(Exercise task) Go through the data below. List every line that holds the word "page".

[Dataset excerpt]
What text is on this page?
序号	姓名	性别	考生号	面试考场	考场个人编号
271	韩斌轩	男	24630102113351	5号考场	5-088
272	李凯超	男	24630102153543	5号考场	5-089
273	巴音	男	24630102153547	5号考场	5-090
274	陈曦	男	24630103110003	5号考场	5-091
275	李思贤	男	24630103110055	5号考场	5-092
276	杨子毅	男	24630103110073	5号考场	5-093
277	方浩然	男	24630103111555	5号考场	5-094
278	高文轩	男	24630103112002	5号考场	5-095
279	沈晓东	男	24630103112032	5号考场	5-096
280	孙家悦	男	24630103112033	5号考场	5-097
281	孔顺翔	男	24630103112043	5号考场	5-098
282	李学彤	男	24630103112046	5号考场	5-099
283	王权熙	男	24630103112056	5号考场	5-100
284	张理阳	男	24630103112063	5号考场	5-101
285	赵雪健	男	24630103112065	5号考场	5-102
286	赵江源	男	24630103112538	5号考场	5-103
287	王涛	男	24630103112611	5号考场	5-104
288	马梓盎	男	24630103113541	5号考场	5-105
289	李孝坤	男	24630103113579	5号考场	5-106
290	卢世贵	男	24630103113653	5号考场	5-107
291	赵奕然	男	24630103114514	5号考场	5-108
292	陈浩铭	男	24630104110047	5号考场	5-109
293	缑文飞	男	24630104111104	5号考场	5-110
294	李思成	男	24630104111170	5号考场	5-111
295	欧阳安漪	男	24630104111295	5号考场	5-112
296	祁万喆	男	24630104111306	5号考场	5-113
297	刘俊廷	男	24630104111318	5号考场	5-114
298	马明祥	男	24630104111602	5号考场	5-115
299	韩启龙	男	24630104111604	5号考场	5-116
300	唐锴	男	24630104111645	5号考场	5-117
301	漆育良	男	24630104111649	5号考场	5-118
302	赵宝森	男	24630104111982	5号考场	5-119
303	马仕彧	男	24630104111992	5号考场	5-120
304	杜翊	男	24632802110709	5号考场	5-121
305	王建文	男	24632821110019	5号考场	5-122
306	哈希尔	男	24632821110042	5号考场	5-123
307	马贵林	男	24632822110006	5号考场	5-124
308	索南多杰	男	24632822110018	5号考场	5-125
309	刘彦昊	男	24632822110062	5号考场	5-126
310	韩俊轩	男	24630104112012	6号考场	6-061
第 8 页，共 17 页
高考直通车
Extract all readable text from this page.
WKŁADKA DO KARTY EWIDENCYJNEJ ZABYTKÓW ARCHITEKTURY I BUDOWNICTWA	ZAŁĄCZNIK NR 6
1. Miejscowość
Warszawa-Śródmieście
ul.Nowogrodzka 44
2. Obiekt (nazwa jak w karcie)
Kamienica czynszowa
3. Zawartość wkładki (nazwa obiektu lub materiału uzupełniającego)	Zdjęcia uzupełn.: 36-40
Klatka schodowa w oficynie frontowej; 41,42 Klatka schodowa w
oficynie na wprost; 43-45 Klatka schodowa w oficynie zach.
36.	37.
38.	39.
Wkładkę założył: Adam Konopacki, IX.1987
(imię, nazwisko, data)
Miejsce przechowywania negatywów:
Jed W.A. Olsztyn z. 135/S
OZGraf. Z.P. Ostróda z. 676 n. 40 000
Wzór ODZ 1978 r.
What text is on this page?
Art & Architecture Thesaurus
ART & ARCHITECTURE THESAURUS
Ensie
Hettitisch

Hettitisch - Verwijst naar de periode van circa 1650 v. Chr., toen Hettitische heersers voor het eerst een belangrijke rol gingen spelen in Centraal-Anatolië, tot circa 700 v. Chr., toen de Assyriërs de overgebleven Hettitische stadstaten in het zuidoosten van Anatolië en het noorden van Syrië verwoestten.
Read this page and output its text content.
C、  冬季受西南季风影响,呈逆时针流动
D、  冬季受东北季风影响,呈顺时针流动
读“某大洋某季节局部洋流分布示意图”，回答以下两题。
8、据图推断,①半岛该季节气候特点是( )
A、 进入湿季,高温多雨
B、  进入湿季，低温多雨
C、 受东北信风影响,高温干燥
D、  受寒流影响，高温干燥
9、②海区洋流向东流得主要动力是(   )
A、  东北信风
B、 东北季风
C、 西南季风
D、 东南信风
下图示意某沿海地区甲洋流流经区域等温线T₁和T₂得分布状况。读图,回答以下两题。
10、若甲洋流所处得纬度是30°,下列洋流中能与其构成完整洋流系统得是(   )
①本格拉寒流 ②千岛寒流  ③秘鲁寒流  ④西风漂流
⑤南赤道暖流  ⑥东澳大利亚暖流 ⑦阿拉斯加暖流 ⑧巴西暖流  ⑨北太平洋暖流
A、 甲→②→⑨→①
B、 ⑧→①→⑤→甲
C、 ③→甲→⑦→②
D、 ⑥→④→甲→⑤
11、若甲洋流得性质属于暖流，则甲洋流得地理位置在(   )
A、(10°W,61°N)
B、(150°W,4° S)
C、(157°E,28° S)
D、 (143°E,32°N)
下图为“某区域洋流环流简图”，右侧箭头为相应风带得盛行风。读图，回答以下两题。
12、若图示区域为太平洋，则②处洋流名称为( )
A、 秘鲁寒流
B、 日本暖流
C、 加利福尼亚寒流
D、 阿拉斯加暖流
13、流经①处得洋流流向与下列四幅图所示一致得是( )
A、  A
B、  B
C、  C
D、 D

(Task result)
What text is on this page?
Extract all readable text from this page.
What text is on this page?
Read this page and output its text content.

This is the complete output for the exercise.